** START OF PROVIDED RECORDS **
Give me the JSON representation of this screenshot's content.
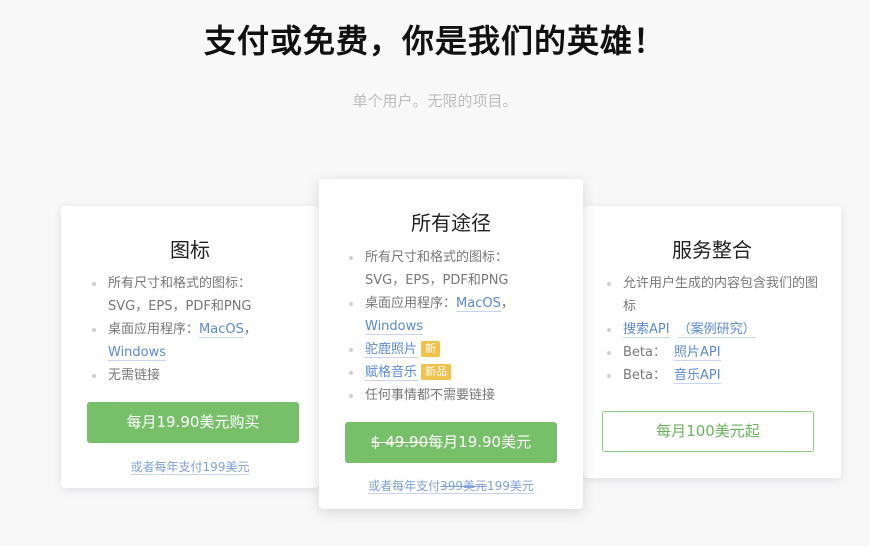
{
  "header": {
    "title": "支付或免费，你是我们的英雄！",
    "subtitle": "单个用户。无限的项目。"
  },
  "plans": [
    {
      "title": "图标",
      "features": {
        "f1_text": "所有尺寸和格式的图标：",
        "f1_formats": "SVG，EPS，PDF和PNG",
        "f2_text": "桌面应用程序：",
        "f2_link_mac": "MacOS",
        "f2_comma": "，",
        "f2_link_win": "Windows",
        "f3_text": "无需链接"
      },
      "button_label": "每月19.90美元购买",
      "sub_link": "或者每年支付199美元"
    },
    {
      "title": "所有途径",
      "features": {
        "f1_text": "所有尺寸和格式的图标：",
        "f1_formats": "SVG，EPS，PDF和PNG",
        "f2_text": "桌面应用程序：",
        "f2_link_mac": "MacOS",
        "f2_comma": "，",
        "f2_link_win": "Windows",
        "f3_link": "驼鹿照片",
        "f3_badge": "新",
        "f4_link": "赋格音乐",
        "f4_badge": "新品",
        "f5_text": "任何事情都不需要链接"
      },
      "button_old_price": "$ 49.90",
      "button_label": "每月19.90美元",
      "sub_link_prefix": "或者每年支付",
      "sub_link_old": "399美元",
      "sub_link_new": "199美元"
    },
    {
      "title": "服务整合",
      "features": {
        "f1_text": "允许用户生成的内容包含我们的图标",
        "f2_link": "搜索API",
        "f2_extra": "（案例研究）",
        "f3_text": "Beta：",
        "f3_link": "照片API",
        "f4_text": "Beta：",
        "f4_link": "音乐API"
      },
      "button_label": "每月100美元起"
    }
  ],
  "colors": {
    "accent_green": "#78bf6a",
    "link_blue": "#5b8bd1",
    "badge_yellow": "#f0c14b"
  }
}
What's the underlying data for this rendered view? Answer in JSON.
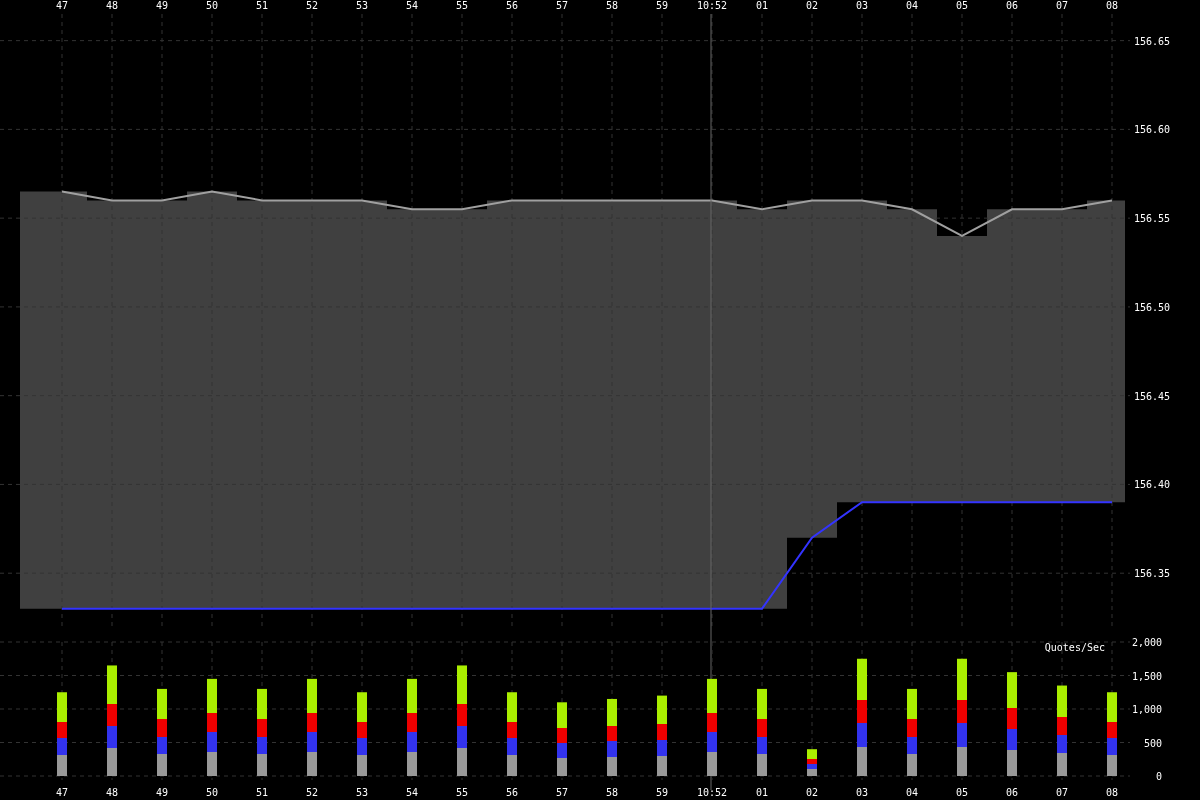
{
  "price_chart": {
    "chart_data": {
      "type": "line",
      "grid": true,
      "categories": [
        "47",
        "48",
        "49",
        "50",
        "51",
        "52",
        "53",
        "54",
        "55",
        "56",
        "57",
        "58",
        "59",
        "10:52",
        "01",
        "02",
        "03",
        "04",
        "05",
        "06",
        "07",
        "08"
      ],
      "series": [
        {
          "color": "#a0a0a0",
          "values": [
            156.565,
            156.56,
            156.56,
            156.565,
            156.56,
            156.56,
            156.56,
            156.555,
            156.555,
            156.56,
            156.56,
            156.56,
            156.56,
            156.56,
            156.555,
            156.56,
            156.56,
            156.555,
            156.54,
            156.555,
            156.555,
            156.56
          ]
        },
        {
          "color": "#3333ff",
          "values": [
            156.33,
            156.33,
            156.33,
            156.33,
            156.33,
            156.33,
            156.33,
            156.33,
            156.33,
            156.33,
            156.33,
            156.33,
            156.33,
            156.33,
            156.33,
            156.37,
            156.39,
            156.39,
            156.39,
            156.39,
            156.39,
            156.39
          ]
        }
      ],
      "ylim": [
        156.318,
        156.665
      ],
      "yticks": [
        {
          "value": 156.65,
          "label": "156.65"
        },
        {
          "value": 156.6,
          "label": "156.60"
        },
        {
          "value": 156.55,
          "label": "156.55"
        },
        {
          "value": 156.5,
          "label": "156.50"
        },
        {
          "value": 156.45,
          "label": "156.45"
        },
        {
          "value": 156.4,
          "label": "156.40"
        },
        {
          "value": 156.35,
          "label": "156.35"
        }
      ]
    }
  },
  "quotes_chart": {
    "title": "Quotes/Sec",
    "chart_data": {
      "type": "bar",
      "grid": true,
      "categories": [
        "47",
        "48",
        "49",
        "50",
        "51",
        "52",
        "53",
        "54",
        "55",
        "56",
        "57",
        "58",
        "59",
        "10:52",
        "01",
        "02",
        "03",
        "04",
        "05",
        "06",
        "07",
        "08"
      ],
      "values": [
        1250,
        1650,
        1300,
        1450,
        1300,
        1450,
        1250,
        1450,
        1650,
        1250,
        1100,
        1150,
        1200,
        1450,
        1300,
        400,
        1750,
        1300,
        1750,
        1550,
        1350,
        1250
      ],
      "ylim": [
        0,
        2000
      ],
      "yticks": [
        {
          "value": 0,
          "label": "0"
        },
        {
          "value": 500,
          "label": "500"
        },
        {
          "value": 1000,
          "label": "1,000"
        },
        {
          "value": 1500,
          "label": "1,500"
        },
        {
          "value": 2000,
          "label": "2,000"
        }
      ]
    }
  }
}
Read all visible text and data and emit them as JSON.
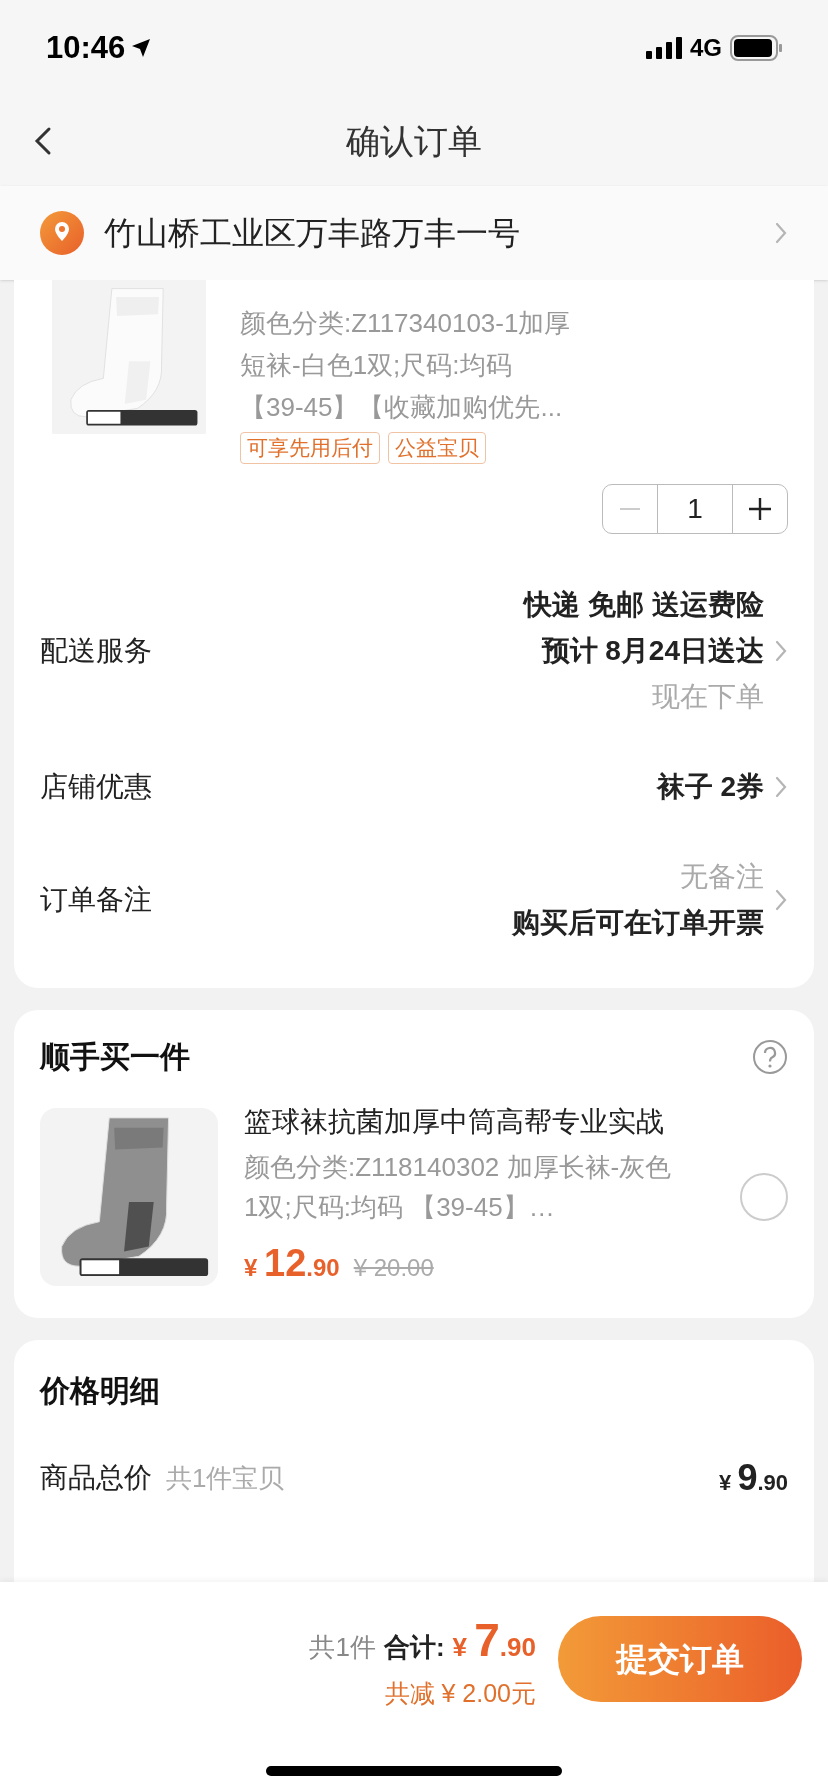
** END OF PROVIDED RECORDS **
TASK DETAILS:
The pictures in the entries should be left out; output everything else exactly.

SOLUTION FOR THIS EXERCISE:
Give me the JSON representation of this screenshot's content.
{
  "header": {
    "title": "支付或免费，你是我们的英雄！",
    "subtitle": "单个用户。无限的项目。"
  },
  "plans": [
    {
      "title": "图标",
      "features": {
        "f1_text": "所有尺寸和格式的图标：",
        "f1_formats": "SVG，EPS，PDF和PNG",
        "f2_text": "桌面应用程序：",
        "f2_link_mac": "MacOS",
        "f2_comma": "，",
        "f2_link_win": "Windows",
        "f3_text": "无需链接"
      },
      "button_label": "每月19.90美元购买",
      "sub_link": "或者每年支付199美元"
    },
    {
      "title": "所有途径",
      "features": {
        "f1_text": "所有尺寸和格式的图标：",
        "f1_formats": "SVG，EPS，PDF和PNG",
        "f2_text": "桌面应用程序：",
        "f2_link_mac": "MacOS",
        "f2_comma": "，",
        "f2_link_win": "Windows",
        "f3_link": "驼鹿照片",
        "f3_badge": "新",
        "f4_link": "赋格音乐",
        "f4_badge": "新品",
        "f5_text": "任何事情都不需要链接"
      },
      "button_old_price": "$ 49.90",
      "button_label": "每月19.90美元",
      "sub_link_prefix": "或者每年支付",
      "sub_link_old": "399美元",
      "sub_link_new": "199美元"
    },
    {
      "title": "服务整合",
      "features": {
        "f1_text": "允许用户生成的内容包含我们的图标",
        "f2_link": "搜索API",
        "f2_extra": "（案例研究）",
        "f3_text": "Beta：",
        "f3_link": "照片API",
        "f4_text": "Beta：",
        "f4_link": "音乐API"
      },
      "button_label": "每月100美元起"
    }
  ],
  "colors": {
    "accent_green": "#78bf6a",
    "link_blue": "#5b8bd1",
    "badge_yellow": "#f0c14b"
  }
}
What's the underlying data for this rendered view? Answer in JSON.
{
  "price_chart": {
    "chart_data": {
      "type": "line",
      "grid": true,
      "categories": [
        "47",
        "48",
        "49",
        "50",
        "51",
        "52",
        "53",
        "54",
        "55",
        "56",
        "57",
        "58",
        "59",
        "10:52",
        "01",
        "02",
        "03",
        "04",
        "05",
        "06",
        "07",
        "08"
      ],
      "series": [
        {
          "color": "#a0a0a0",
          "values": [
            156.565,
            156.56,
            156.56,
            156.565,
            156.56,
            156.56,
            156.56,
            156.555,
            156.555,
            156.56,
            156.56,
            156.56,
            156.56,
            156.56,
            156.555,
            156.56,
            156.56,
            156.555,
            156.54,
            156.555,
            156.555,
            156.56
          ]
        },
        {
          "color": "#3333ff",
          "values": [
            156.33,
            156.33,
            156.33,
            156.33,
            156.33,
            156.33,
            156.33,
            156.33,
            156.33,
            156.33,
            156.33,
            156.33,
            156.33,
            156.33,
            156.33,
            156.37,
            156.39,
            156.39,
            156.39,
            156.39,
            156.39,
            156.39
          ]
        }
      ],
      "ylim": [
        156.318,
        156.665
      ],
      "yticks": [
        {
          "value": 156.65,
          "label": "156.65"
        },
        {
          "value": 156.6,
          "label": "156.60"
        },
        {
          "value": 156.55,
          "label": "156.55"
        },
        {
          "value": 156.5,
          "label": "156.50"
        },
        {
          "value": 156.45,
          "label": "156.45"
        },
        {
          "value": 156.4,
          "label": "156.40"
        },
        {
          "value": 156.35,
          "label": "156.35"
        }
      ]
    }
  },
  "quotes_chart": {
    "title": "Quotes/Sec",
    "chart_data": {
      "type": "bar",
      "grid": true,
      "categories": [
        "47",
        "48",
        "49",
        "50",
        "51",
        "52",
        "53",
        "54",
        "55",
        "56",
        "57",
        "58",
        "59",
        "10:52",
        "01",
        "02",
        "03",
        "04",
        "05",
        "06",
        "07",
        "08"
      ],
      "values": [
        1250,
        1650,
        1300,
        1450,
        1300,
        1450,
        1250,
        1450,
        1650,
        1250,
        1100,
        1150,
        1200,
        1450,
        1300,
        400,
        1750,
        1300,
        1750,
        1550,
        1350,
        1250
      ],
      "ylim": [
        0,
        2000
      ],
      "yticks": [
        {
          "value": 0,
          "label": "0"
        },
        {
          "value": 500,
          "label": "500"
        },
        {
          "value": 1000,
          "label": "1,000"
        },
        {
          "value": 1500,
          "label": "1,500"
        },
        {
          "value": 2000,
          "label": "2,000"
        }
      ]
    }
  }
}
Read all visible text and data and emit them as JSON.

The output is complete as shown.